## EXERCISE BRIEF
Go through the listing and pick out each line with the word "рекомендациями" in it.

Raw records
---------------

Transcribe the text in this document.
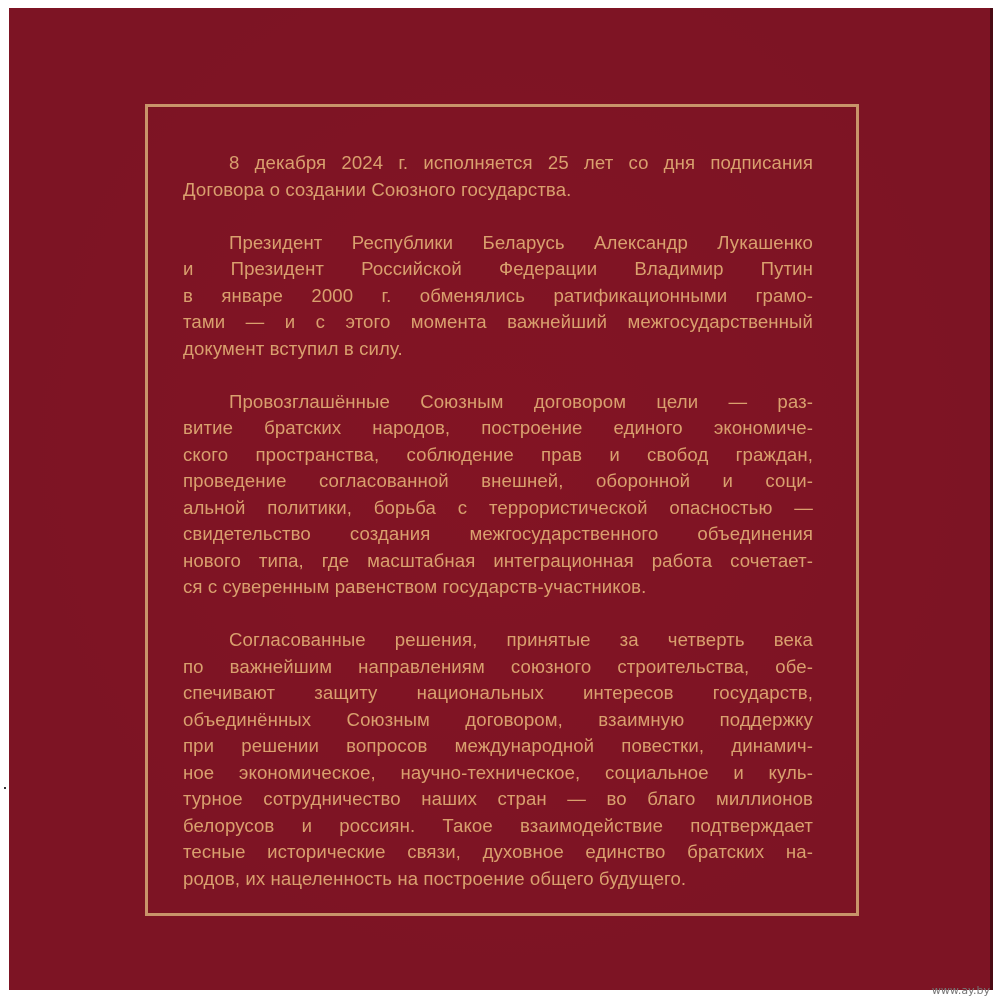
8 декабря 2024 г. исполняется 25 лет со дня подписания
Договора о создании Союзного государства.

Президент Республики Беларусь Александр Лукашенко
и Президент Российской Федерации Владимир Путин
в январе 2000 г. обменялись ратификационными грамо-
тами — и с этого момента важнейший межгосударственный
документ вступил в силу.

Провозглашённые Союзным договором цели — раз-
витие братских народов, построение единого экономиче-
ского пространства, соблюдение прав и свобод граждан,
проведение согласованной внешней, оборонной и соци-
альной политики, борьба с террористической опасностью —
свидетельство создания межгосударственного объединения
нового типа, где масштабная интеграционная работа сочетает-
ся с суверенным равенством государств-участников.

Согласованные решения, принятые за четверть века
по важнейшим направлениям союзного строительства, обе-
спечивают защиту национальных интересов государств,
объединённых Союзным договором, взаимную поддержку
при решении вопросов международной повестки, динамич-
ное экономическое, научно-техническое, социальное и куль-
турное сотрудничество наших стран — во благо миллионов
белорусов и россиян. Такое взаимодействие подтверждает
тесные исторические связи, духовное единство братских на-
родов, их нацеленность на построение общего будущего.

www.ay.by
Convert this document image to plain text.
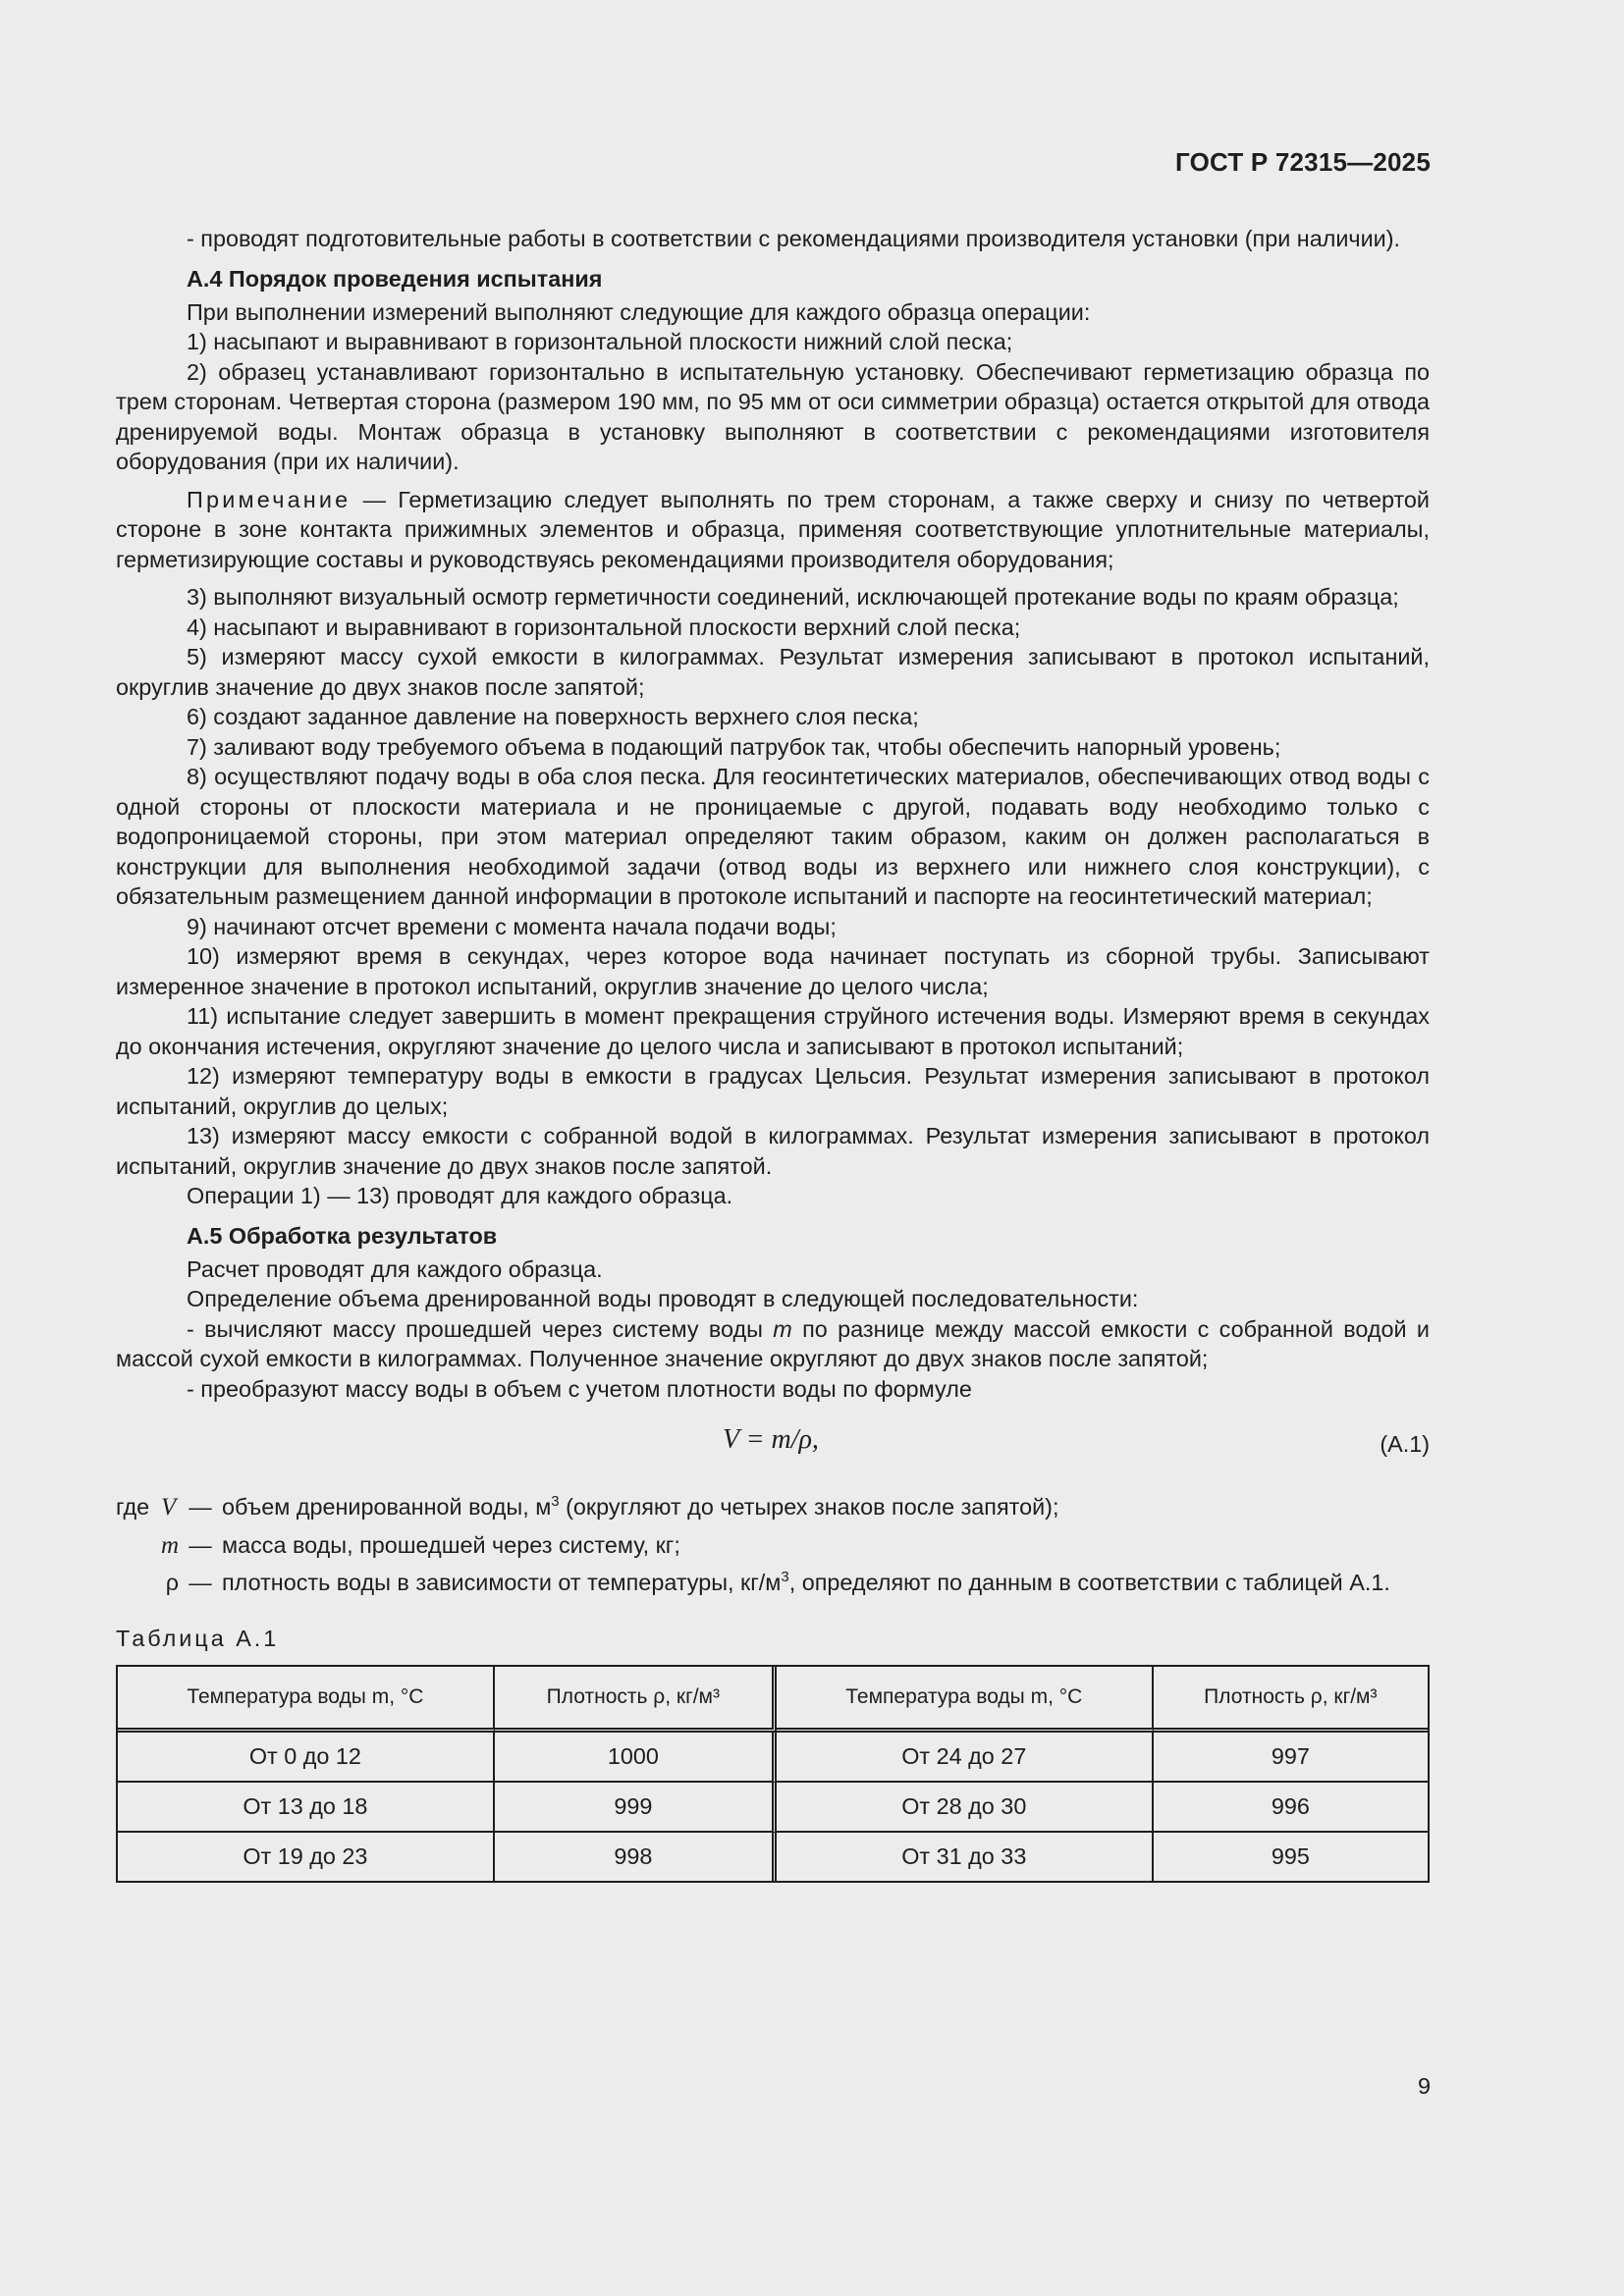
ГОСТ Р 72315—2025

- проводят подготовительные работы в соответствии с рекомендациями производителя установки (при наличии).

А.4 Порядок проведения испытания

При выполнении измерений выполняют следующие для каждого образца операции:

1) насыпают и выравнивают в горизонтальной плоскости нижний слой песка;

2) образец устанавливают горизонтально в испытательную установку. Обеспечивают герметизацию образца по трем сторонам. Четвертая сторона (размером 190 мм, по 95 мм от оси симметрии образца) остается открытой для отвода дренируемой воды. Монтаж образца в установку выполняют в соответствии с рекомендациями изготовителя оборудования (при их наличии).

Примечание — Герметизацию следует выполнять по трем сторонам, а также сверху и снизу по четвертой стороне в зоне контакта прижимных элементов и образца, применяя соответствующие уплотнительные материалы, герметизирующие составы и руководствуясь рекомендациями производителя оборудования;

3) выполняют визуальный осмотр герметичности соединений, исключающей протекание воды по краям образца;

4) насыпают и выравнивают в горизонтальной плоскости верхний слой песка;

5) измеряют массу сухой емкости в килограммах. Результат измерения записывают в протокол испытаний, округлив значение до двух знаков после запятой;

6) создают заданное давление на поверхность верхнего слоя песка;

7) заливают воду требуемого объема в подающий патрубок так, чтобы обеспечить напорный уровень;

8) осуществляют подачу воды в оба слоя песка. Для геосинтетических материалов, обеспечивающих отвод воды с одной стороны от плоскости материала и не проницаемые с другой, подавать воду необходимо только с водопроницаемой стороны, при этом материал определяют таким образом, каким он должен располагаться в конструкции для выполнения необходимой задачи (отвод воды из верхнего или нижнего слоя конструкции), с обязательным размещением данной информации в протоколе испытаний и паспорте на геосинтетический материал;

9) начинают отсчет времени с момента начала подачи воды;

10) измеряют время в секундах, через которое вода начинает поступать из сборной трубы. Записывают измеренное значение в протокол испытаний, округлив значение до целого числа;

11) испытание следует завершить в момент прекращения струйного истечения воды. Измеряют время в секундах до окончания истечения, округляют значение до целого числа и записывают в протокол испытаний;

12) измеряют температуру воды в емкости в градусах Цельсия. Результат измерения записывают в протокол испытаний, округлив до целых;

13) измеряют массу емкости с собранной водой в килограммах. Результат измерения записывают в протокол испытаний, округлив значение до двух знаков после запятой.

Операции 1) — 13) проводят для каждого образца.

А.5 Обработка результатов

Расчет проводят для каждого образца.

Определение объема дренированной воды проводят в следующей последовательности:

- вычисляют массу прошедшей через систему воды m по разнице между массой емкости с собранной водой и массой сухой емкости в килограммах. Полученное значение округляют до двух знаков после запятой;

- преобразуют массу воды в объем с учетом плотности воды по формуле

V = m/ρ,	(А.1)
где V — объем дренированной воды, $м^3$ (округляют до четырех знаков после запятой);
m — масса воды, прошедшей через систему, кг;
ρ — плотность воды в зависимости от температуры, $кг/м^3$, определяют по данным в соответствии с таблицей А.1.
Таблица А.1
Температура воды m, °C	Плотность ρ, кг/м³	Температура воды m, °C	Плотность ρ, кг/м³
От 0 до 12	1000	От 24 до 27	997
От 13 до 18	999	От 28 до 30	996
От 19 до 23	998	От 31 до 33	995
9
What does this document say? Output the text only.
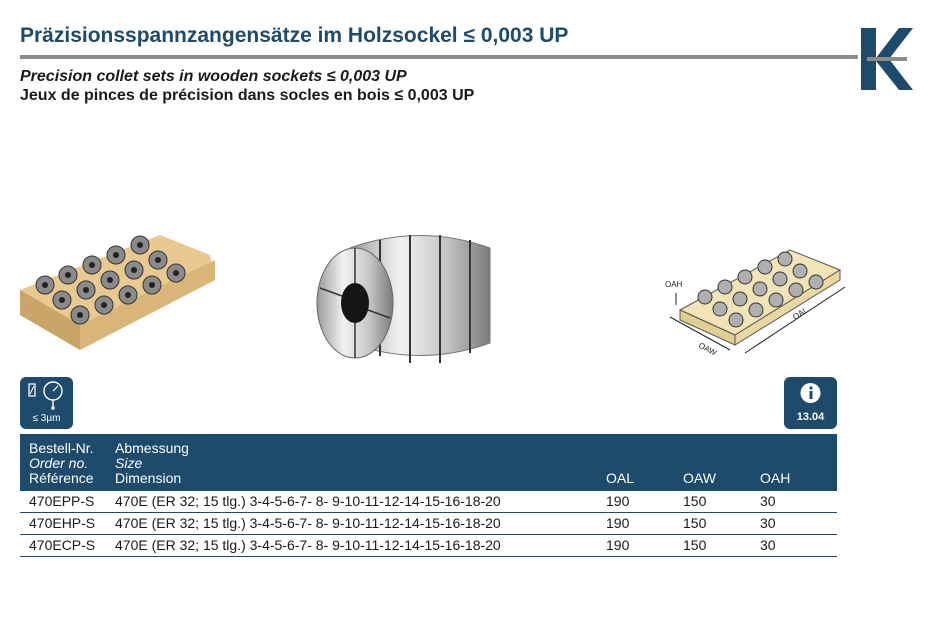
Präzisionsspannzangensätze im Holzsockel ≤ 0,003 UP
Precision collet sets in wooden sockets ≤ 0,003 UP
Jeux de pinces de précision dans socles en bois ≤ 0,003 UP
OAH
OAW
OAL
≤ 3µm	13.04
Bestell-Nr.
Order no.
Référence
Abmessung
Size
Dimension	OAL	OAW	OAH
470EPP-S 470E (ER 32; 15 tlg.) 3-4-5-6-7- 8- 9-10-11-12-14-15-16-18-20	190	150	30
470EHP-S 470E (ER 32; 15 tlg.) 3-4-5-6-7- 8- 9-10-11-12-14-15-16-18-20	190	150	30
470ECP-S 470E (ER 32; 15 tlg.) 3-4-5-6-7- 8- 9-10-11-12-14-15-16-18-20	190	150	30
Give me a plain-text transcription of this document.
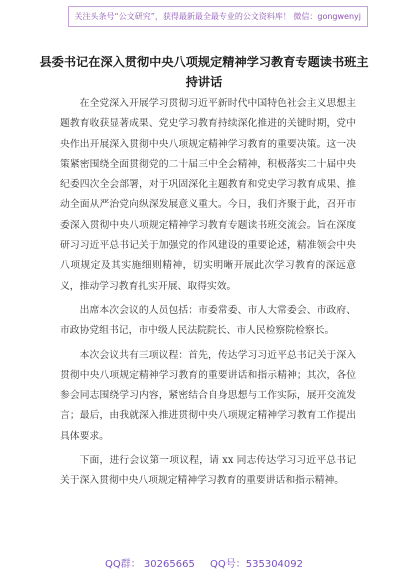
关注头条号“公文研究”，获得最新最全最专业的公文资料库！ 微信：gongwenyj
县委书记在深入贯彻中央八项规定精神学习教育专题读书班主持讲话

在全党深入开展学习贯彻习近平新时代中国特色社会主义思想主题教育收获显著成果、党史学习教育持续深化推进的关键时期，党中央作出开展深入贯彻中央八项规定精神学习教育的重要决策。这一决策紧密围绕全面贯彻党的二十届三中全会精神，积极落实二十届中央纪委四次全会部署，对于巩固深化主题教育和党史学习教育成果、推动全面从严治党向纵深发展意义重大。今日，我们齐聚于此，召开市委深入贯彻中央八项规定精神学习教育专题读书班交流会。旨在深度研习习近平总书记关于加强党的作风建设的重要论述，精准领会中央八项规定及其实施细则精神，切实明晰开展此次学习教育的深远意义，推动学习教育扎实开展、取得实效。

出席本次会议的人员包括：市委常委、市人大常委会、市政府、市政协党组书记，市中级人民法院院长、市人民检察院检察长。

本次会议共有三项议程：首先，传达学习习近平总书记关于深入贯彻中央八项规定精神学习教育的重要讲话和指示精神；其次，各位参会同志围绕学习内容，紧密结合自身思想与工作实际，展开交流发言；最后，由我就深入推进贯彻中央八项规定精神学习教育工作提出具体要求。

下面，进行会议第一项议程，请 xx 同志传达学习习近平总书记关于深入贯彻中央八项规定精神学习教育的重要讲话和指示精神。

QQ群： 30265665 QQ号：535304092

---------------

## RESPONSE
- проводят подготовительные работы в соответствии с рекомендациями производителя установки (при наличии).
2) образец устанавливают горизонтально в испытательную установку. Обеспечивают герметизацию образца по трем сторонам. Четвертая сторона (размером 190 мм, по 95 мм от оси симметрии образца) остается открытой для отвода дренируемой воды. Монтаж образца в установку выполняют в соответствии с рекомендациями изготовителя оборудования (при их наличии).
Примечание — Герметизацию следует выполнять по трем сторонам, а также сверху и снизу по четвертой стороне в зоне контакта прижимных элементов и образца, применяя соответствующие уплотнительные материалы, герметизирующие составы и руководствуясь рекомендациями производителя оборудования;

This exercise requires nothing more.